--- BEGIN ---

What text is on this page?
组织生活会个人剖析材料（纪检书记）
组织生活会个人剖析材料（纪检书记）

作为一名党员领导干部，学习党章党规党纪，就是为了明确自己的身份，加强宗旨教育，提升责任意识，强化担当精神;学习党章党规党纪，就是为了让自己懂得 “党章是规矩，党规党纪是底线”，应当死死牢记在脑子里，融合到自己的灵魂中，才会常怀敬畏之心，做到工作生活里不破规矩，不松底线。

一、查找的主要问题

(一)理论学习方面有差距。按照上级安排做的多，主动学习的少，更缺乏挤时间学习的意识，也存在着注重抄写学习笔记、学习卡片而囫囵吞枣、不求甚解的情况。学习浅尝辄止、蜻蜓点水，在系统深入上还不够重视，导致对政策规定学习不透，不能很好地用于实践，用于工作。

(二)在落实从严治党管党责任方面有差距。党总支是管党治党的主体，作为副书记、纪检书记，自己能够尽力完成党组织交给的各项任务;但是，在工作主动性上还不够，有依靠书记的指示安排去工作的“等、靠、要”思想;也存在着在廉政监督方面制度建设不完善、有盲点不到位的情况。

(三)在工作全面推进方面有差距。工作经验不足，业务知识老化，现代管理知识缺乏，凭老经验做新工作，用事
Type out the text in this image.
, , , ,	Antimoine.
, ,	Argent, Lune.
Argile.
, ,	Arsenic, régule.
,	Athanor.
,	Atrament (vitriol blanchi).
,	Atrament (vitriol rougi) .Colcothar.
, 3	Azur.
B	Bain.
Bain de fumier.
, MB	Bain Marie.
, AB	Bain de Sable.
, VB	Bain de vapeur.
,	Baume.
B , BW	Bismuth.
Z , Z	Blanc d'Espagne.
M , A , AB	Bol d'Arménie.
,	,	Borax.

--- END ---

SET PROBLEM: Report how many lines of the listing hold the string "this", giving only the number.

TASK ANSWER: 2